• [DIRECTIVE]: Everything from the line containing "Convert this document image to plain text." to the last line of the records must be returned verbatim; nothing else belongs in the output.

• [MATERIAL TO PROCESS]:
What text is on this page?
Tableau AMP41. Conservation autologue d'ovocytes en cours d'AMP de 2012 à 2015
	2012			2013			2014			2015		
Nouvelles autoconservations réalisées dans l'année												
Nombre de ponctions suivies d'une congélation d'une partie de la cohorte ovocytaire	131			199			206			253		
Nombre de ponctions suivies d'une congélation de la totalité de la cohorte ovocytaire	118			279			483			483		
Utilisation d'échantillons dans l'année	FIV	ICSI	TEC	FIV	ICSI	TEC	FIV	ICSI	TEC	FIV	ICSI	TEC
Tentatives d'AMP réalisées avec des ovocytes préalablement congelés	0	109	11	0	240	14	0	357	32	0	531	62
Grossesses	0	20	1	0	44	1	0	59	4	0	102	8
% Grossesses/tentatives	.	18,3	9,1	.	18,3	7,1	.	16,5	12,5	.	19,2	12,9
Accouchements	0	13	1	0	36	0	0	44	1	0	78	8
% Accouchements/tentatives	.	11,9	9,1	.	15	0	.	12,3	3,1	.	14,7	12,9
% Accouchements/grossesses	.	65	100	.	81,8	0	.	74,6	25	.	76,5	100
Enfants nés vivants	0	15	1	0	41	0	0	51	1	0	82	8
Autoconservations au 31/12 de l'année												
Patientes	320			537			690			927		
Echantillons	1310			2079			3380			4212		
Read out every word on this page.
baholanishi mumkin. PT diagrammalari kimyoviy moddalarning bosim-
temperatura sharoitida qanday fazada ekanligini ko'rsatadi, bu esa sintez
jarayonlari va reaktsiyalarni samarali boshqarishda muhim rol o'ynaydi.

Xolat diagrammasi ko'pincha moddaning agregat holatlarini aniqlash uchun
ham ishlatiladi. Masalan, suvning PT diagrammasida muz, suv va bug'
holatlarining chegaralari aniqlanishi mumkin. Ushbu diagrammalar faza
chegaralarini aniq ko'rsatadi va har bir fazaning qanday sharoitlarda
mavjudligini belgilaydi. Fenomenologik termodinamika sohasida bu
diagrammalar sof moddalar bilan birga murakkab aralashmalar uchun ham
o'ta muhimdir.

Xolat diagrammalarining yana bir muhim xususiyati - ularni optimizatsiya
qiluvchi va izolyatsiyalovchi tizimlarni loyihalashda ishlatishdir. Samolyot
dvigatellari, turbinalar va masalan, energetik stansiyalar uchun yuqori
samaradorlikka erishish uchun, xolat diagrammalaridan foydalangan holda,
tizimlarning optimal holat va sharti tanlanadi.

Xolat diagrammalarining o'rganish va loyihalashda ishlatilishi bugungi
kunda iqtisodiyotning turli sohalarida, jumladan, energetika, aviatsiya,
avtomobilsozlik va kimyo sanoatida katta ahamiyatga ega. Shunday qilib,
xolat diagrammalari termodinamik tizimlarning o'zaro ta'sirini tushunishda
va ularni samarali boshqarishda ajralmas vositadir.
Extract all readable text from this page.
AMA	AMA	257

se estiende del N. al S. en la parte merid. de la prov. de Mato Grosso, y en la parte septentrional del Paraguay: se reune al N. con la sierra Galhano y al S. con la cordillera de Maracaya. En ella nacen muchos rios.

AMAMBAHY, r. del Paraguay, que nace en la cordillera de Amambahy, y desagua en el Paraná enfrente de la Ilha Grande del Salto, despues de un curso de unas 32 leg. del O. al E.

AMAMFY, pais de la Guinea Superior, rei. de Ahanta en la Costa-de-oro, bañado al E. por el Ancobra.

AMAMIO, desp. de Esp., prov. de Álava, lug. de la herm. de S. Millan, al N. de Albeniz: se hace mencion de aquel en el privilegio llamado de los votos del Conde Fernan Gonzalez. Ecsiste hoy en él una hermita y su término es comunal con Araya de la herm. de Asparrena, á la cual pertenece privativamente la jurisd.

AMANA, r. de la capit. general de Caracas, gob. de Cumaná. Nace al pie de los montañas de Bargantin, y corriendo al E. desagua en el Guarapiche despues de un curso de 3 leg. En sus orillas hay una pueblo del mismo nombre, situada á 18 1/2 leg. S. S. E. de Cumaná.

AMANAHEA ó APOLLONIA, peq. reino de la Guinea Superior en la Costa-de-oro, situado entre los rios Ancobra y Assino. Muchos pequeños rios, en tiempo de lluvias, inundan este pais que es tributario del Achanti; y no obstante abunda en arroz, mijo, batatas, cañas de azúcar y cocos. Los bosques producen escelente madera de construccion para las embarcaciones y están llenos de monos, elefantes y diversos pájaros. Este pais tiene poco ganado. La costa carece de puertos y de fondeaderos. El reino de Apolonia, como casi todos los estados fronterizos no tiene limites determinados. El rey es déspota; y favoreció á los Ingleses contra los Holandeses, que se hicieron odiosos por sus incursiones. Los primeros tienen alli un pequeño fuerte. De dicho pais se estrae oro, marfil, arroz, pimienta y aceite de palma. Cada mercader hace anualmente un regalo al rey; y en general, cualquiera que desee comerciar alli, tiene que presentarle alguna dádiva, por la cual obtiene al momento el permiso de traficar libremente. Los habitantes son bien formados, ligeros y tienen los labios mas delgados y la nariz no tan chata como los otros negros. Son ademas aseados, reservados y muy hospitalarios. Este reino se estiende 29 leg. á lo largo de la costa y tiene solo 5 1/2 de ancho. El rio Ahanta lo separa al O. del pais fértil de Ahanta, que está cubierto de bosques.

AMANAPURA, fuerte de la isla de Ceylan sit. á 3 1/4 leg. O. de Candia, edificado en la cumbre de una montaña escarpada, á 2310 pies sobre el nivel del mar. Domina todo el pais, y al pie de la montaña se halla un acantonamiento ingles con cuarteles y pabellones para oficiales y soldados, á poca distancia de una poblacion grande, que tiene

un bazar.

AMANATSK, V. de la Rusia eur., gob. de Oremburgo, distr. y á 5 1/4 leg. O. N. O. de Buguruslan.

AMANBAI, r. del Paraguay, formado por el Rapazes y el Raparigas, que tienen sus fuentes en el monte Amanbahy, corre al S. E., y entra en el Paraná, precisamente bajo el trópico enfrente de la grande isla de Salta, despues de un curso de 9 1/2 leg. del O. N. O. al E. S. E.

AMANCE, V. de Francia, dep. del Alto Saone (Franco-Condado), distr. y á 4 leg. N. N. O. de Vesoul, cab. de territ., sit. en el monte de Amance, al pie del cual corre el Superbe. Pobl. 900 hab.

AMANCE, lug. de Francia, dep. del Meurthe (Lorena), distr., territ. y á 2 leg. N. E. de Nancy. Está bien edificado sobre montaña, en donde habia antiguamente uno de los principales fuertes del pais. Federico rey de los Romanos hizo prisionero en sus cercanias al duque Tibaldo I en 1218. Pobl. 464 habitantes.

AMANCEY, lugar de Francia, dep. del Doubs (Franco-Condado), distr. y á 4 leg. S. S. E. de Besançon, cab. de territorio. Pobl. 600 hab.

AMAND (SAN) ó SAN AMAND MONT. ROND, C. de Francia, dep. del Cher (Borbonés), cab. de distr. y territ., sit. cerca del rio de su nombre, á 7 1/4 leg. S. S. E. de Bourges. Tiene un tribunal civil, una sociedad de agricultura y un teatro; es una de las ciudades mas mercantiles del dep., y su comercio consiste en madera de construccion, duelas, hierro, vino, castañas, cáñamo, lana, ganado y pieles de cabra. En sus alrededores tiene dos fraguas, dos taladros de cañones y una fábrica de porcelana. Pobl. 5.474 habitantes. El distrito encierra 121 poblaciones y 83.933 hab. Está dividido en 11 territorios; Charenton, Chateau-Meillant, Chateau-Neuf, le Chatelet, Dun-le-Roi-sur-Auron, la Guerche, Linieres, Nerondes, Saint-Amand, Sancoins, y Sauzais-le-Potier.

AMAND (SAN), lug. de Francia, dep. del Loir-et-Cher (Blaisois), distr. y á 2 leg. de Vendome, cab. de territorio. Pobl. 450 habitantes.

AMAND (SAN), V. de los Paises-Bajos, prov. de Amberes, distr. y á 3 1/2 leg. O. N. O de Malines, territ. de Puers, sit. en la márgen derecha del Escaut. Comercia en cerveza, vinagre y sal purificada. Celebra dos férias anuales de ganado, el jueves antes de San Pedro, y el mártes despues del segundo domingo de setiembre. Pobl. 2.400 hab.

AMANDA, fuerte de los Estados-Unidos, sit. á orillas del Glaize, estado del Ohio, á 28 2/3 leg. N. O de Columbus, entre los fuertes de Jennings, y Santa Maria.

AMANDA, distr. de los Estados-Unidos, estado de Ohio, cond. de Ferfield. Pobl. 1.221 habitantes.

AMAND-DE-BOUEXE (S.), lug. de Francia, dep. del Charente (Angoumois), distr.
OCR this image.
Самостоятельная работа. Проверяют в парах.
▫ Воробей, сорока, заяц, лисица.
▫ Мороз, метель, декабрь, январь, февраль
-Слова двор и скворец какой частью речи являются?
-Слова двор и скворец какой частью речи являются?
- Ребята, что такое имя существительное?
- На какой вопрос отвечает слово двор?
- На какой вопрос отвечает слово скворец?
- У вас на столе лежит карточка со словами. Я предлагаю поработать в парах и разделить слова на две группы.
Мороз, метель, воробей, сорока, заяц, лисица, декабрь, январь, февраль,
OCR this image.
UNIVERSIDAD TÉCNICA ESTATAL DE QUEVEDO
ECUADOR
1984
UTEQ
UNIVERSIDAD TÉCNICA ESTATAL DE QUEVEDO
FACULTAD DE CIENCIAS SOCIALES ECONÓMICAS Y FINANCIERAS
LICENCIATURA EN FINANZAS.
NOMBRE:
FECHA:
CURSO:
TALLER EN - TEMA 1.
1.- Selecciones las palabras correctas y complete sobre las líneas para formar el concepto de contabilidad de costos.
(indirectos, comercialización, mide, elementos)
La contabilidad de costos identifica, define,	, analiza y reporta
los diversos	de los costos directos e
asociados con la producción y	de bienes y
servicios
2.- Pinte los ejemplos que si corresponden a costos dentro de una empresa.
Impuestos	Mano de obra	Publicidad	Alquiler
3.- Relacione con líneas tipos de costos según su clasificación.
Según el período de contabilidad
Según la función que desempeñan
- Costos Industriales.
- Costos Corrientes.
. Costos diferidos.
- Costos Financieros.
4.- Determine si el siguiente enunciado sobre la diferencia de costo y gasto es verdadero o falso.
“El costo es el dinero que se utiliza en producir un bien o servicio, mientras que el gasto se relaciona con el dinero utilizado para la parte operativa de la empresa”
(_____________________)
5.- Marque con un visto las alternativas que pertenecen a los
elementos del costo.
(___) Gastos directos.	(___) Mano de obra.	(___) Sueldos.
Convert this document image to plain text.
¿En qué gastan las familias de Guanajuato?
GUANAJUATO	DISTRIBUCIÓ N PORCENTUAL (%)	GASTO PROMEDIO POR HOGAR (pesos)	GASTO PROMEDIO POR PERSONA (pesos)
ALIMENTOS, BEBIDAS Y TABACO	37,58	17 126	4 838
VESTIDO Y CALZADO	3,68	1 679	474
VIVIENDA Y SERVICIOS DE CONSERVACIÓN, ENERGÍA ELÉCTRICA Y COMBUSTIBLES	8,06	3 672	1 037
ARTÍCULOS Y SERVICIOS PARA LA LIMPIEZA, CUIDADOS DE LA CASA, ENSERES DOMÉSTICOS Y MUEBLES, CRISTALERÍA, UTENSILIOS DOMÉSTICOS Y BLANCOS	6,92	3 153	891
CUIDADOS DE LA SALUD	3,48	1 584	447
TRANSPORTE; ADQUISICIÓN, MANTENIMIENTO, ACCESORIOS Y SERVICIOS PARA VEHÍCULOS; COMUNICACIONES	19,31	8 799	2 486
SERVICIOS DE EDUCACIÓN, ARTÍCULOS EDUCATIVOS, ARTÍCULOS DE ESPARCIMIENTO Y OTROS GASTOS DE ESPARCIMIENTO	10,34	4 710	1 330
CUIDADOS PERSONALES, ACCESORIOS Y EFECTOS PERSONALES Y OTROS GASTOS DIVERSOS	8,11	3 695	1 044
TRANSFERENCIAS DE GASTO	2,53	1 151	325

• [SOLUTION FOR THIS EXERCISE]:
Convert this document image to plain text.
¿En qué gastan las familias de Guanajuato?
GUANAJUATO	DISTRIBUCIÓ N PORCENTUAL (%)	GASTO PROMEDIO POR HOGAR (pesos)	GASTO PROMEDIO POR PERSONA (pesos)
ALIMENTOS, BEBIDAS Y TABACO	37,58	17 126	4 838
VESTIDO Y CALZADO	3,68	1 679	474
VIVIENDA Y SERVICIOS DE CONSERVACIÓN, ENERGÍA ELÉCTRICA Y COMBUSTIBLES	8,06	3 672	1 037
ARTÍCULOS Y SERVICIOS PARA LA LIMPIEZA, CUIDADOS DE LA CASA, ENSERES DOMÉSTICOS Y MUEBLES, CRISTALERÍA, UTENSILIOS DOMÉSTICOS Y BLANCOS	6,92	3 153	891
CUIDADOS DE LA SALUD	3,48	1 584	447
TRANSPORTE; ADQUISICIÓN, MANTENIMIENTO, ACCESORIOS Y SERVICIOS PARA VEHÍCULOS; COMUNICACIONES	19,31	8 799	2 486
SERVICIOS DE EDUCACIÓN, ARTÍCULOS EDUCATIVOS, ARTÍCULOS DE ESPARCIMIENTO Y OTROS GASTOS DE ESPARCIMIENTO	10,34	4 710	1 330
CUIDADOS PERSONALES, ACCESORIOS Y EFECTOS PERSONALES Y OTROS GASTOS DIVERSOS	8,11	3 695	1 044
TRANSFERENCIAS DE GASTO	2,53	1 151	325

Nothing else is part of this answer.